A codechecker does not conduct a \emph{code review}. Code reviews are
valuable to improve reproducibility and reusability, and their
proponents even believe they can improve the research
\cite{petre_code_2014}.  Code reviews, however, have quite different
structural challenges and require even more resources. That said, a
well-reviewed codebase is likely to be easier to codecheck, and the
awareness of high-quality code raised through CODECHECK may lead to
more support for code reviewing.  Initiatives and journals that
conduct software reviews independent of a specific publication or
\rev{venue} include \href{https://ropensci.org/}{ROpenSci}, \href{https://www.pyopensci.org/}{PyOpenSci}, and \href{https://joss.theoj.org}{JOSS}.  Furthermore, the codechecker's task
list is intentionally not overloaded with related issues such as
ensuring proper citation of data and software or depositing material
in suitable repositories. Nevertheless, codecheckers are free to
highlight these issues.

**Given entries**
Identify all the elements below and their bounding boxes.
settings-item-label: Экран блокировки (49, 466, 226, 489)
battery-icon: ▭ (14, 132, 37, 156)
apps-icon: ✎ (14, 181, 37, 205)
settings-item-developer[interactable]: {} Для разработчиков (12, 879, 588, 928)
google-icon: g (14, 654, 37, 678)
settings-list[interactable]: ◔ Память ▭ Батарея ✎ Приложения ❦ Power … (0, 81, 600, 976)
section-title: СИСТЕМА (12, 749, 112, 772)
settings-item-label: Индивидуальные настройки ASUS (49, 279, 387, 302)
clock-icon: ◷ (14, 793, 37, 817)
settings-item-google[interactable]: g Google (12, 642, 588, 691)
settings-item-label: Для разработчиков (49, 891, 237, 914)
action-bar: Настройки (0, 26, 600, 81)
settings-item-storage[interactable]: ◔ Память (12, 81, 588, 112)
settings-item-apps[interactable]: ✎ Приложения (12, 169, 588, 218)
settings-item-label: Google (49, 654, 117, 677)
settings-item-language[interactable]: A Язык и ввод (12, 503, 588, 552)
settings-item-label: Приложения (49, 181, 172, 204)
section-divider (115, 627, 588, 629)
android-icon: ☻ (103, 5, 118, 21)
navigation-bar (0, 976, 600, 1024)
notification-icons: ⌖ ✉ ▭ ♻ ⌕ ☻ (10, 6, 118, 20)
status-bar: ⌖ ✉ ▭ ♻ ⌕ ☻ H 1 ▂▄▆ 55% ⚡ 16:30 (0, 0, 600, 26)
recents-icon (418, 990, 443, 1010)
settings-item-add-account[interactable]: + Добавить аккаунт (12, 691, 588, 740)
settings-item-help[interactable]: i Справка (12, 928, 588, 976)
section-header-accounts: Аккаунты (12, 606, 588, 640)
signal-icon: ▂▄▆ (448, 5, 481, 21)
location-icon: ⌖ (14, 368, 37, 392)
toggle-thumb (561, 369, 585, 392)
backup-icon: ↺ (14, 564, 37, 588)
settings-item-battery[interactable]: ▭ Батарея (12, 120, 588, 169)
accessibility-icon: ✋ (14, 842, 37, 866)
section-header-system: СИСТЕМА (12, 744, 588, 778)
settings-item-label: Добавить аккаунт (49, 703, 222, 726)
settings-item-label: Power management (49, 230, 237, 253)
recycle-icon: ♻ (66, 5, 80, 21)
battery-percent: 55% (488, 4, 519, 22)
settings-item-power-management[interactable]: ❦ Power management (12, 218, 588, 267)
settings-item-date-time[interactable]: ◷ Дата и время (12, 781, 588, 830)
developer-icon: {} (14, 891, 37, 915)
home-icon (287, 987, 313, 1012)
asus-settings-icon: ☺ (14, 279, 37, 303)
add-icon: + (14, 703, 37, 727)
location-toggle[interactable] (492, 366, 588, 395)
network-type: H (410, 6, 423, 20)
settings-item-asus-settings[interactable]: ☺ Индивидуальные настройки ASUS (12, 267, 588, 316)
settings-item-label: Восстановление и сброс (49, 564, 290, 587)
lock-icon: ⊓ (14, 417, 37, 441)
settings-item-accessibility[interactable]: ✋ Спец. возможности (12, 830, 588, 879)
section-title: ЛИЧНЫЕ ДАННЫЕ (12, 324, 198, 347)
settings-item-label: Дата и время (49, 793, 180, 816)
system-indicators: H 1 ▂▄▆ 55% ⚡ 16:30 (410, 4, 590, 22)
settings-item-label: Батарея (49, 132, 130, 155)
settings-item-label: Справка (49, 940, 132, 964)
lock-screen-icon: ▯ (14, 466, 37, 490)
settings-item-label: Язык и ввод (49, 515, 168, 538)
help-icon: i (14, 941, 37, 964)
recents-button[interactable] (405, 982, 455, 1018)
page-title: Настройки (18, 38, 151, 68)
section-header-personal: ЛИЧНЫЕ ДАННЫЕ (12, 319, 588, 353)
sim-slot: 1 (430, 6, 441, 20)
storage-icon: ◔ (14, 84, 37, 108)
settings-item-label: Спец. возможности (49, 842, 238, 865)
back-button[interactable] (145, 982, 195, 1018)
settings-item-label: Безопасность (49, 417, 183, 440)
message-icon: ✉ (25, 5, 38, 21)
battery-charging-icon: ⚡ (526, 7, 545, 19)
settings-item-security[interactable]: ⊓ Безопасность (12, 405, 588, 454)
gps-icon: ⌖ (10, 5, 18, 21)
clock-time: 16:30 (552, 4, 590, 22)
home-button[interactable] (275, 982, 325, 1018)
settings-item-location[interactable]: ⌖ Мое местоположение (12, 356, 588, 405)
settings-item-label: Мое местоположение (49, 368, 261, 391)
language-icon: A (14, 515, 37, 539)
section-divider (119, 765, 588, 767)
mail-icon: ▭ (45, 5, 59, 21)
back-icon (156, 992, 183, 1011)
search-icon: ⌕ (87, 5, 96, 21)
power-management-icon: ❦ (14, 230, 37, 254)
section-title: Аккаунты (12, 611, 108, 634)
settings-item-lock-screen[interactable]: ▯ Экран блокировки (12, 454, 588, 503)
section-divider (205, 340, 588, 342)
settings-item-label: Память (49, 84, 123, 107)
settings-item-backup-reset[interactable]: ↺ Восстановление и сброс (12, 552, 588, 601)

**Stated exercise 1**
In the passage on codechecking, which initiatives and journals are named as conducting software reviews independent of a specific publication or venue?
**Stated exercise 2**
Continue the passage on codechecking, starting after its final sentence.

**Task response 1**
ROpenSci, PyOpenSci, and JOSS.

**Task response 2**
\textbf{How are failures during checks handled?} We do not yet have a process for denoting if a reproduction fails, as our case-studies were all successful.  In the case that a journal
adopts CODECHECK for all submissions, the question remains as what to
do if a check fails, after exhausting efforts between author and
codechecker to reproduce the \rev{computational} workflow.  A negative comment in a
CODECHECK certificate or a failed check does not necessarily mean the
paper or research is bad (cf. discussion on negative comments in
\cite{everythinghertz123}).  We doubt that publicly reporting failures
(i.e.,~the code would not run) will increase overall reproducibility,
and may prohibit authors from sharing their work, which is always more
desirable than nothing shared. Therefore, we recommend sharing interim
reproduction efforts only with the authors, even if that means that volunteer
efforts may go unnoticed if no certificate is published.  
% eLife's new model (see https://osf.io/9cftx/) will publish reports eventually, e.g.,~after preprint has been accepted elsewhere
Rosenthal et~al. \cite{Rosenthal2016b} discuss such incentives for
different actors around the implementation of reproducibility. We see
CODECHECK as one way for organisations to invest in reproducibility by
creating incentives until reproducible computations become the norm.

\textbf{Who will pay for the compute time?}  For papers that take
significant compute time (days, not minutes), it is unclear who will
pay for it. One must carefully consider the sustainability of
rerunning computations and the environmental impact large
calculations, such as training machine learning models, have.  A
pragmatic workaround is to request that authors provide a ``toy''
example, or small dataset that can be quickly analysed to demonstrate
that the \rev{paper's} workflow runs correctly.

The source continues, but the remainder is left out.